Stored data
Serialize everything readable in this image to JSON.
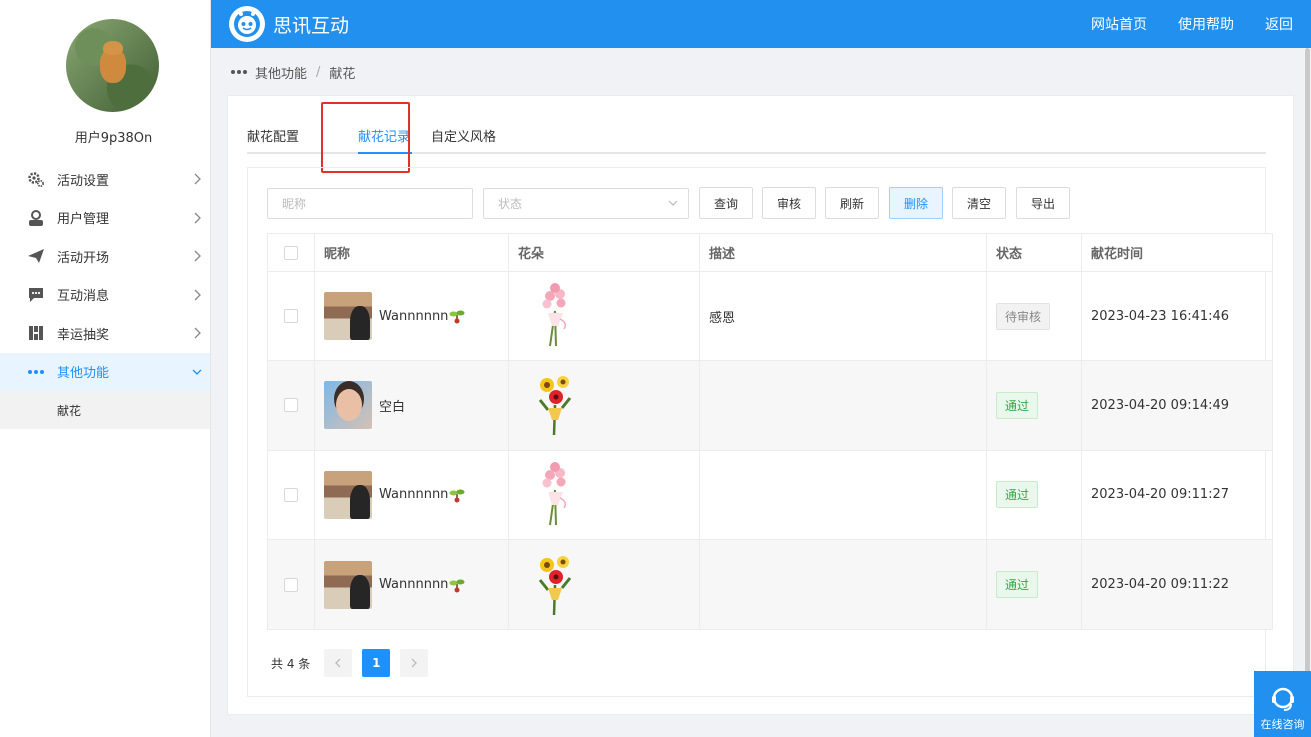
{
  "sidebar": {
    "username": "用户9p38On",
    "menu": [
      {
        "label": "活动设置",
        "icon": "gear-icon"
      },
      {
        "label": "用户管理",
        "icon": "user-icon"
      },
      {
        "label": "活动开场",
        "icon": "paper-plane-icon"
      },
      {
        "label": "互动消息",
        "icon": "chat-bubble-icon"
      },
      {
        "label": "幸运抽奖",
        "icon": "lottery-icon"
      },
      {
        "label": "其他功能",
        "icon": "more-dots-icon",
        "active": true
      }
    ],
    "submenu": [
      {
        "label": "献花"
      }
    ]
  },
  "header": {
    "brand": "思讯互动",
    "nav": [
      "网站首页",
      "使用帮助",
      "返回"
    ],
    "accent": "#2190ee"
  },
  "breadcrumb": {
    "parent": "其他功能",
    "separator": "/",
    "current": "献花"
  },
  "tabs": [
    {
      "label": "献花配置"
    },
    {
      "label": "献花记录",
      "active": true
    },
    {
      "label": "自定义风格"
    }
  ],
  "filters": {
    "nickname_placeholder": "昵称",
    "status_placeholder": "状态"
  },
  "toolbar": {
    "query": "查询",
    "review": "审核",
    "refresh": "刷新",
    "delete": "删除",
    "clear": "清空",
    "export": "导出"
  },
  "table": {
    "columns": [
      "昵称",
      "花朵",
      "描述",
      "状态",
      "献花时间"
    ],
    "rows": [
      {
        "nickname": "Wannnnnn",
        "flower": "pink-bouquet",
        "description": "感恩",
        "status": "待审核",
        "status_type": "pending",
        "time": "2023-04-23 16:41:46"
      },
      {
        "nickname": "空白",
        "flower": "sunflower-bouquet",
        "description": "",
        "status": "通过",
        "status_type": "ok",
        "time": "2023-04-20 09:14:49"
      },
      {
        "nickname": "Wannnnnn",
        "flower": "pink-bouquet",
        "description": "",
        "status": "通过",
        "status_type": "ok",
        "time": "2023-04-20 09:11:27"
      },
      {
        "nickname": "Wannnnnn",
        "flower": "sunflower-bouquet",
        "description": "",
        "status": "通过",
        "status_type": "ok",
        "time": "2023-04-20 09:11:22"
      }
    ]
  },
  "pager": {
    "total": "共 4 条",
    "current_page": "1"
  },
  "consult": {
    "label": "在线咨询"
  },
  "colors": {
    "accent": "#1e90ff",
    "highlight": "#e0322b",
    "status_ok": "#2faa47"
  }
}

▸ Aim
Omit each picture, then return all of the listing exactly as it stands.

▸ Problem solution
Serialize everything readable in this image to JSON.
{
  "sidebar": {
    "username": "用户9p38On",
    "menu": [
      {
        "label": "活动设置",
        "icon": "gear-icon"
      },
      {
        "label": "用户管理",
        "icon": "user-icon"
      },
      {
        "label": "活动开场",
        "icon": "paper-plane-icon"
      },
      {
        "label": "互动消息",
        "icon": "chat-bubble-icon"
      },
      {
        "label": "幸运抽奖",
        "icon": "lottery-icon"
      },
      {
        "label": "其他功能",
        "icon": "more-dots-icon",
        "active": true
      }
    ],
    "submenu": [
      {
        "label": "献花"
      }
    ]
  },
  "header": {
    "brand": "思讯互动",
    "nav": [
      "网站首页",
      "使用帮助",
      "返回"
    ],
    "accent": "#2190ee"
  },
  "breadcrumb": {
    "parent": "其他功能",
    "separator": "/",
    "current": "献花"
  },
  "tabs": [
    {
      "label": "献花配置"
    },
    {
      "label": "献花记录",
      "active": true
    },
    {
      "label": "自定义风格"
    }
  ],
  "filters": {
    "nickname_placeholder": "昵称",
    "status_placeholder": "状态"
  },
  "toolbar": {
    "query": "查询",
    "review": "审核",
    "refresh": "刷新",
    "delete": "删除",
    "clear": "清空",
    "export": "导出"
  },
  "table": {
    "columns": [
      "昵称",
      "花朵",
      "描述",
      "状态",
      "献花时间"
    ],
    "rows": [
      {
        "nickname": "Wannnnnn",
        "flower": "pink-bouquet",
        "description": "感恩",
        "status": "待审核",
        "status_type": "pending",
        "time": "2023-04-23 16:41:46"
      },
      {
        "nickname": "空白",
        "flower": "sunflower-bouquet",
        "description": "",
        "status": "通过",
        "status_type": "ok",
        "time": "2023-04-20 09:14:49"
      },
      {
        "nickname": "Wannnnnn",
        "flower": "pink-bouquet",
        "description": "",
        "status": "通过",
        "status_type": "ok",
        "time": "2023-04-20 09:11:27"
      },
      {
        "nickname": "Wannnnnn",
        "flower": "sunflower-bouquet",
        "description": "",
        "status": "通过",
        "status_type": "ok",
        "time": "2023-04-20 09:11:22"
      }
    ]
  },
  "pager": {
    "total": "共 4 条",
    "current_page": "1"
  },
  "consult": {
    "label": "在线咨询"
  },
  "colors": {
    "accent": "#1e90ff",
    "highlight": "#e0322b",
    "status_ok": "#2faa47"
  }
}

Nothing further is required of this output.